> _Problem to work on_
Copy out all the lines in the records that include the word "symbols".
--- Start of Input for this task ---
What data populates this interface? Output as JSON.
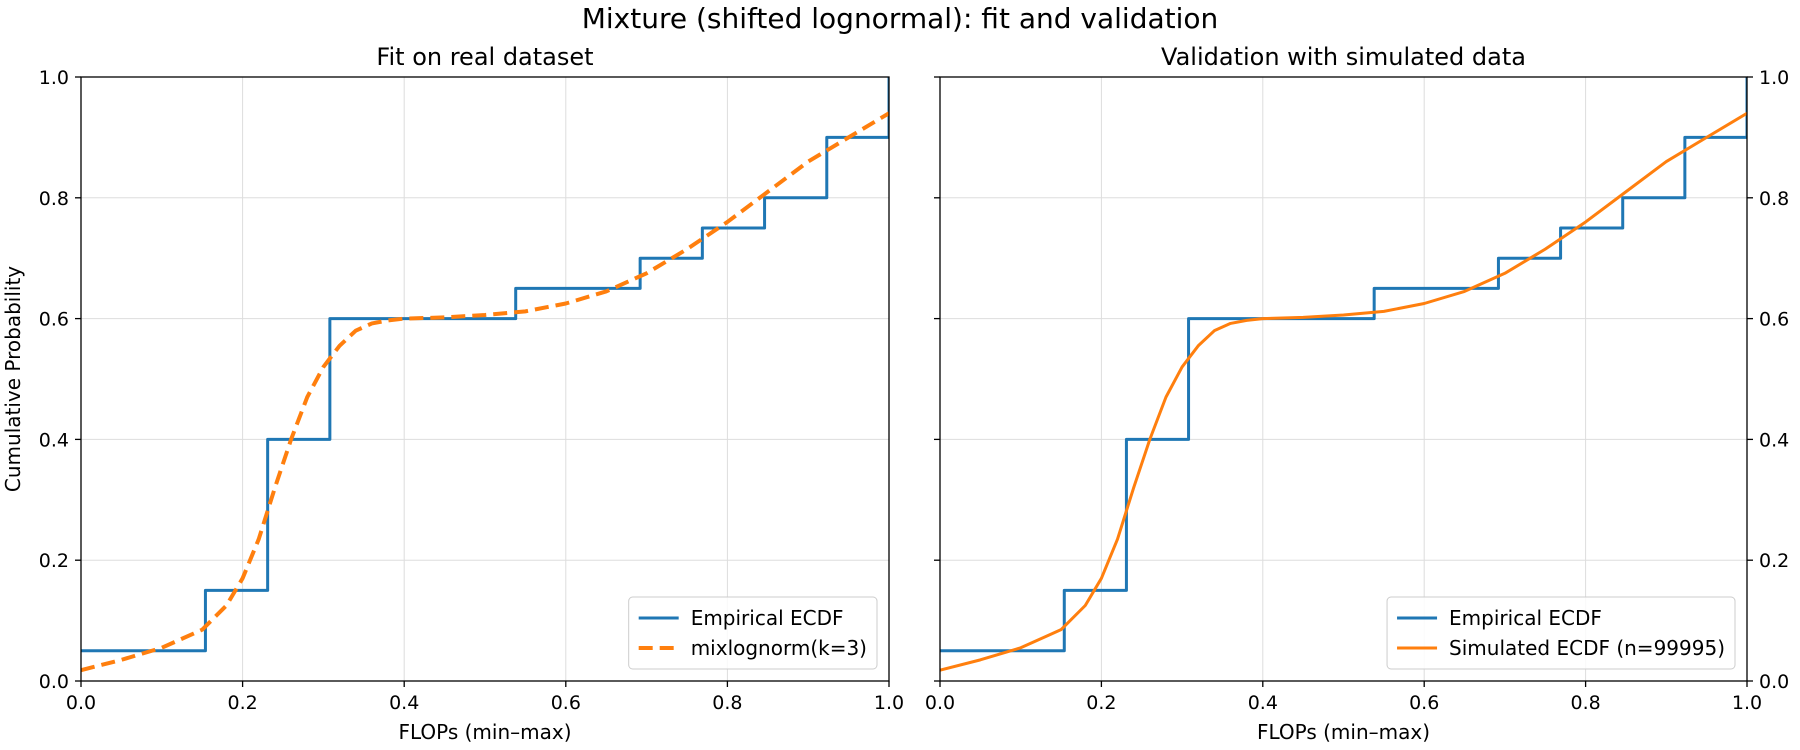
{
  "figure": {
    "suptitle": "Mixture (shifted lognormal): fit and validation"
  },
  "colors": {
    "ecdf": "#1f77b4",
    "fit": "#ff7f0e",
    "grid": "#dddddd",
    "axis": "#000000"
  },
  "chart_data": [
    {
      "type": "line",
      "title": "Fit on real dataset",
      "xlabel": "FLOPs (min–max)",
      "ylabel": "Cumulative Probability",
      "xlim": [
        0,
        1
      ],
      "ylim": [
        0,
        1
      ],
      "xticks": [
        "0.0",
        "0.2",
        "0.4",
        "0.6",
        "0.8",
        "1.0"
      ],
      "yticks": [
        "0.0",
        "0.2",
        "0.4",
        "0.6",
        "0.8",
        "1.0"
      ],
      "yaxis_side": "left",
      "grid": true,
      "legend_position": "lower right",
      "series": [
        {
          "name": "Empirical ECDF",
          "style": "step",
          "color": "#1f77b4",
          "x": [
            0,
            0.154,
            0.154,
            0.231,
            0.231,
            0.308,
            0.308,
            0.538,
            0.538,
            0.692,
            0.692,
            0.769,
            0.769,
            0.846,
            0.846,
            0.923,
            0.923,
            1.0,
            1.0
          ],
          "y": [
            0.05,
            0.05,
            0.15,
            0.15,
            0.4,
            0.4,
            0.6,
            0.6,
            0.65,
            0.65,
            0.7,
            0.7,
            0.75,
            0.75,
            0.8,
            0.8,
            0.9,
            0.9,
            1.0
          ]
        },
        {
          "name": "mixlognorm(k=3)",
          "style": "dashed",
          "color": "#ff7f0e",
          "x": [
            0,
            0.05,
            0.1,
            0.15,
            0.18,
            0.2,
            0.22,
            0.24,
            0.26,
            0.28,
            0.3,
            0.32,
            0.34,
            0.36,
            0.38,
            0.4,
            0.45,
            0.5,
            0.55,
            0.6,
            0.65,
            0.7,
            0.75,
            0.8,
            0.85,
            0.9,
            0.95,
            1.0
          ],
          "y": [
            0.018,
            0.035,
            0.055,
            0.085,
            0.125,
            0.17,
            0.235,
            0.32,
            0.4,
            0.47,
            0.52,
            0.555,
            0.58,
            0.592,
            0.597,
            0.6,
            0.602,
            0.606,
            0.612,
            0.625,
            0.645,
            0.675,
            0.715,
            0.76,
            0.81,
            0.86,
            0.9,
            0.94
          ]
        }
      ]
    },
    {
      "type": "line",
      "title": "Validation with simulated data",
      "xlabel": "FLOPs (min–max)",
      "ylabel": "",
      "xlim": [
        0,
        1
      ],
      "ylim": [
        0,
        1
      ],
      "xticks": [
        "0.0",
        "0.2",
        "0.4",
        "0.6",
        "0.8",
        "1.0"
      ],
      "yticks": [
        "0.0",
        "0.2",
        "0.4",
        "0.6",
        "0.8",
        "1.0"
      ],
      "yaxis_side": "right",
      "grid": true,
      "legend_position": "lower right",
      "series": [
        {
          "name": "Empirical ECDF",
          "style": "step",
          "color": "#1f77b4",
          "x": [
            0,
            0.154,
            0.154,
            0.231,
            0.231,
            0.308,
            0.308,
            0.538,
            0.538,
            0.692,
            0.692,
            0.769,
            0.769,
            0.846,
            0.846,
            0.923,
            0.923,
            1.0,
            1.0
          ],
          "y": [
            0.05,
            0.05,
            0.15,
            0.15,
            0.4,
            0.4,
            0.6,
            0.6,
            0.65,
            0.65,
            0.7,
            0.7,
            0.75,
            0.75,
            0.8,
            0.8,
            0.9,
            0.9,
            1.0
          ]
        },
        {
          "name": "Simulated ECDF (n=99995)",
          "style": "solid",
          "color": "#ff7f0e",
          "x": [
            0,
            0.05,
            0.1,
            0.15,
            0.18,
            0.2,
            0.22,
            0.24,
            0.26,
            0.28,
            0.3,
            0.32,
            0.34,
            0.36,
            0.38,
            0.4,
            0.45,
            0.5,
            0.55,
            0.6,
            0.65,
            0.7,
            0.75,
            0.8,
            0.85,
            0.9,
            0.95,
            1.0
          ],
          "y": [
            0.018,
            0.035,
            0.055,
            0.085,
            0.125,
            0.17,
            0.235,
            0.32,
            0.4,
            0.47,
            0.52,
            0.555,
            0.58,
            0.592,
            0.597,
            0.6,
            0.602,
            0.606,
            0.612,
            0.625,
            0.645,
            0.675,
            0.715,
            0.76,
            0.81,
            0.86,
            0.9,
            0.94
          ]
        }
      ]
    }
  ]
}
--- End of Input for this task ---
--- Start of Input for this task ---
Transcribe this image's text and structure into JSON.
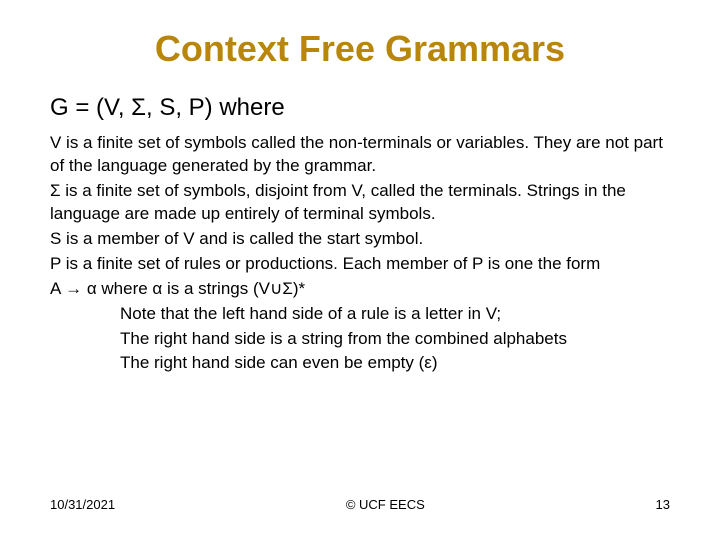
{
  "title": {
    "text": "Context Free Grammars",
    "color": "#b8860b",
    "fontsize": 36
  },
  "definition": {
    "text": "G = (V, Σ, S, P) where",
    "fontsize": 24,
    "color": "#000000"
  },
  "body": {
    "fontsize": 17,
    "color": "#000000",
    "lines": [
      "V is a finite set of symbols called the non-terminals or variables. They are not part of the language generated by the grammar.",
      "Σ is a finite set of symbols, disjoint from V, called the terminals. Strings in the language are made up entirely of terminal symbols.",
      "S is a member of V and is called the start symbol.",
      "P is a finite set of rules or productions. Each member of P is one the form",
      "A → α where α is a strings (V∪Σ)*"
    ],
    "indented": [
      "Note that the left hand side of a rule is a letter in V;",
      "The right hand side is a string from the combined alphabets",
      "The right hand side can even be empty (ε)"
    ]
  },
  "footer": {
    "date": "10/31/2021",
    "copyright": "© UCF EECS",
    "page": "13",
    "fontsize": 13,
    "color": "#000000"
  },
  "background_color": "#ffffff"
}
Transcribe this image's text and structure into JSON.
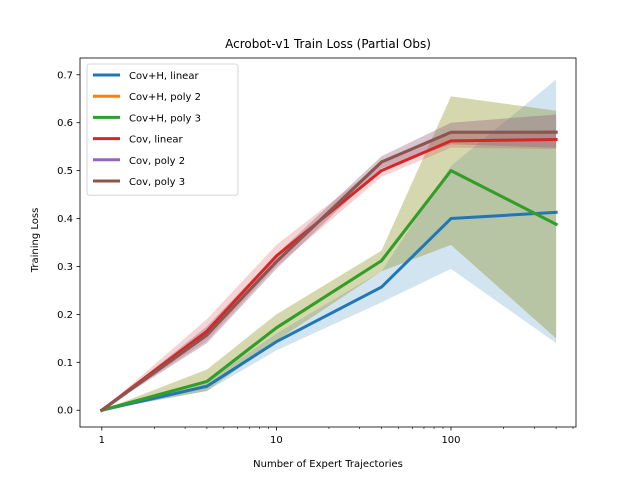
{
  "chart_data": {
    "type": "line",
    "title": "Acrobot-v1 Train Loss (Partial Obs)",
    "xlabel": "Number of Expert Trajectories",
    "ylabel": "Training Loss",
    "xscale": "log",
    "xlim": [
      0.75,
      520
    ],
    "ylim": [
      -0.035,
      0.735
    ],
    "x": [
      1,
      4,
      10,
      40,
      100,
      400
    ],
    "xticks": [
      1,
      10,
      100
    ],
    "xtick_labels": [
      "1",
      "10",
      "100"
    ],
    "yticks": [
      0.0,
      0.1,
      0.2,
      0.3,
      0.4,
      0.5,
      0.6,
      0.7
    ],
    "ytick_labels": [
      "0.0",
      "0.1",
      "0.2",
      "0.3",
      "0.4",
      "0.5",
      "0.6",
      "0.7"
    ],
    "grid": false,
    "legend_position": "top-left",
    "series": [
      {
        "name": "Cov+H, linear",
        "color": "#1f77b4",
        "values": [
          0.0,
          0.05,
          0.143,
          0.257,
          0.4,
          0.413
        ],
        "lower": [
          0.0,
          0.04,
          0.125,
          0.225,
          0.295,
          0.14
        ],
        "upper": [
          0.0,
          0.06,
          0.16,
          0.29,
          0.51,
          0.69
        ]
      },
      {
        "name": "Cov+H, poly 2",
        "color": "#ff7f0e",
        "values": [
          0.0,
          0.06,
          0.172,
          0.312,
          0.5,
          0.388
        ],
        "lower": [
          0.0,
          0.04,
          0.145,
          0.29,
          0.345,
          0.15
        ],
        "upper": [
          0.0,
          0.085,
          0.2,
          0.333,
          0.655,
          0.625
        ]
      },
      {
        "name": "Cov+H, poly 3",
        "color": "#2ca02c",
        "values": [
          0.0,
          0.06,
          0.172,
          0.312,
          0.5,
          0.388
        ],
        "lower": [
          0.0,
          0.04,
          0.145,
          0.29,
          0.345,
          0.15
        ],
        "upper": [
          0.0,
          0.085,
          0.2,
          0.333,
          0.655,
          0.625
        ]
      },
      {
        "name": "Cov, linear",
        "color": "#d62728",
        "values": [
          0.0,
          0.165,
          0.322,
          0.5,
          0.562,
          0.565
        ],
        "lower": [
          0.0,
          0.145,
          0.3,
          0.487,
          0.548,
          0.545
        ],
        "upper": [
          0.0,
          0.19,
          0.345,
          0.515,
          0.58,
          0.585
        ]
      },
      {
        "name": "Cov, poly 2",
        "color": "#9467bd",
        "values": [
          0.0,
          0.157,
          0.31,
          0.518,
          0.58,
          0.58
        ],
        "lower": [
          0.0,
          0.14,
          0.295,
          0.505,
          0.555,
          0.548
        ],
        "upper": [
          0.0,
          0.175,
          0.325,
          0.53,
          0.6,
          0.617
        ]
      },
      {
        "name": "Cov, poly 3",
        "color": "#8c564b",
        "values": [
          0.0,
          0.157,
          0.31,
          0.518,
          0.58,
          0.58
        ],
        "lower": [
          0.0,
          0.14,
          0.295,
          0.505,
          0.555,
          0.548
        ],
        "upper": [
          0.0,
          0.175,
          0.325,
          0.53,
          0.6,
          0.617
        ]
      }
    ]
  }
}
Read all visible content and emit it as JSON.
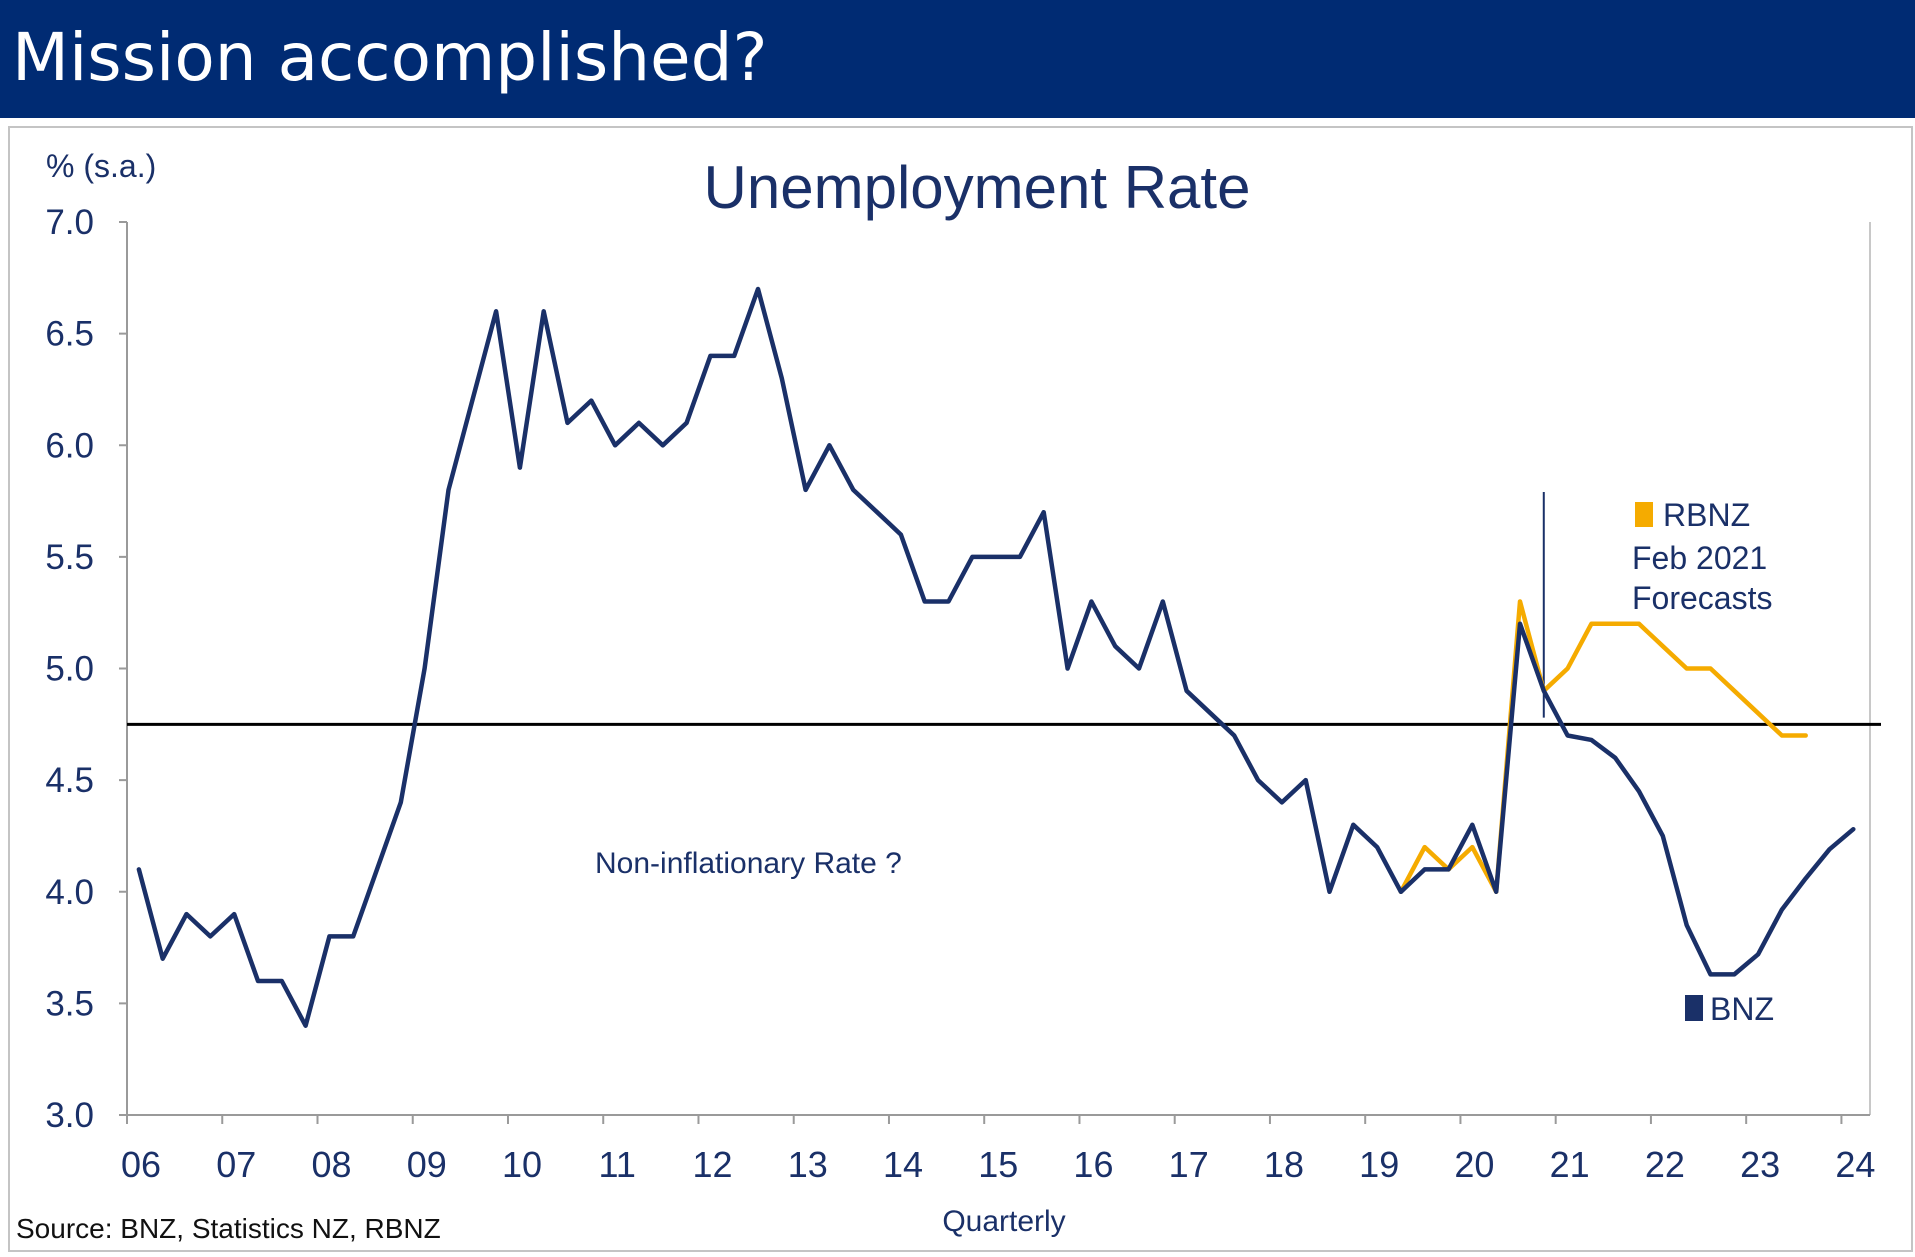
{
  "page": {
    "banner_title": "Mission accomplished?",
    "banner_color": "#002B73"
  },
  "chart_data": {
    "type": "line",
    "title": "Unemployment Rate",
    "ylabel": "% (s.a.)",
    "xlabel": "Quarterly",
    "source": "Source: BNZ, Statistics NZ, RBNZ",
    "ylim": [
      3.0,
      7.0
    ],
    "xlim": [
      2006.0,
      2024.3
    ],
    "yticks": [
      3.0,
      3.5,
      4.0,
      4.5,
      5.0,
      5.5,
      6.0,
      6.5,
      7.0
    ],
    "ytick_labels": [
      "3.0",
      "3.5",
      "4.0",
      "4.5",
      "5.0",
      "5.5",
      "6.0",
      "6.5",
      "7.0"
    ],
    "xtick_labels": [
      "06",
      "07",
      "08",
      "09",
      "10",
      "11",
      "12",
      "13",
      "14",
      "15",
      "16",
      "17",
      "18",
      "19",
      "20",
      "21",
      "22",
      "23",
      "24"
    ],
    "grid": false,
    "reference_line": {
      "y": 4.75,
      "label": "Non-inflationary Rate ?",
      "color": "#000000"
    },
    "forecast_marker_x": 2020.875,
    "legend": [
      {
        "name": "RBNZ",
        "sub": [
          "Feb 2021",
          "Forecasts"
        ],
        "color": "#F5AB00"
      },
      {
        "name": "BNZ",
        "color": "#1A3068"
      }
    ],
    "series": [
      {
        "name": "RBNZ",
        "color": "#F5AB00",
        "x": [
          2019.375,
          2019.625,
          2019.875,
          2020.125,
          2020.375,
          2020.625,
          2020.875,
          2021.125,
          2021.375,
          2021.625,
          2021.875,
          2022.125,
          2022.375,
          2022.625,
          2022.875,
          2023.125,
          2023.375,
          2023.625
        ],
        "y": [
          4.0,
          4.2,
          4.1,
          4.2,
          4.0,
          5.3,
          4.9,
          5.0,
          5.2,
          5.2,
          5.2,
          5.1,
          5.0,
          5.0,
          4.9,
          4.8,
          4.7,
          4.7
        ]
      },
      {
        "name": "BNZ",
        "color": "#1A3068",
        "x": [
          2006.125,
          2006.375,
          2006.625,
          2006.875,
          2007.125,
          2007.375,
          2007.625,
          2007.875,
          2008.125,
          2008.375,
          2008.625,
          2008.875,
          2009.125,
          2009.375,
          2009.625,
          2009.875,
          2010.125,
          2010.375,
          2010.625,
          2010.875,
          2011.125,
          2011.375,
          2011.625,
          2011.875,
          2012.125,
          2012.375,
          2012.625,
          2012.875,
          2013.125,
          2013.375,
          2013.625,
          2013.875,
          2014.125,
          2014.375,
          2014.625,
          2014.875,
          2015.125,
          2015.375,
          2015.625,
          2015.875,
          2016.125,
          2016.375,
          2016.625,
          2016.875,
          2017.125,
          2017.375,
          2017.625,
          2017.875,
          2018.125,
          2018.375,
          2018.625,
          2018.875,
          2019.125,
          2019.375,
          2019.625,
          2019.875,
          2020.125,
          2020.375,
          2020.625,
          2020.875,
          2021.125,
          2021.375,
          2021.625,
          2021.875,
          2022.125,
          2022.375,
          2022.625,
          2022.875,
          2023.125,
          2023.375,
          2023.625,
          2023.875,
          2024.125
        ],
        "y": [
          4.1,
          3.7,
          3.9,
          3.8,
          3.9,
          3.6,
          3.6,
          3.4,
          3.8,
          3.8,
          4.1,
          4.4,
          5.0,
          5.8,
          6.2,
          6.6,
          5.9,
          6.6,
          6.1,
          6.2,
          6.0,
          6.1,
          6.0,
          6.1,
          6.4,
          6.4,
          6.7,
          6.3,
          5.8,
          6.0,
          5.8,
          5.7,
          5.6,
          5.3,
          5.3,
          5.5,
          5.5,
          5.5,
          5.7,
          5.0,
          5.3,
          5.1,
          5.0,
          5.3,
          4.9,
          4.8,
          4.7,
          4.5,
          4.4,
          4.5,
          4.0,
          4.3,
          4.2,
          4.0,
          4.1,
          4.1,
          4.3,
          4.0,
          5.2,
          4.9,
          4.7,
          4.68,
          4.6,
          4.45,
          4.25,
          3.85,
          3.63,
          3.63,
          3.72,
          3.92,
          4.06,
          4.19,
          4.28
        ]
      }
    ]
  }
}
--- End of Input for this task ---
> _The output_
      "V is a finite set of symbols called the non-terminals or variables. They are not part of the language generated by the grammar.",
      "Σ is a finite set of symbols, disjoint from V, called the terminals. Strings in the language are made up entirely of terminal symbols.",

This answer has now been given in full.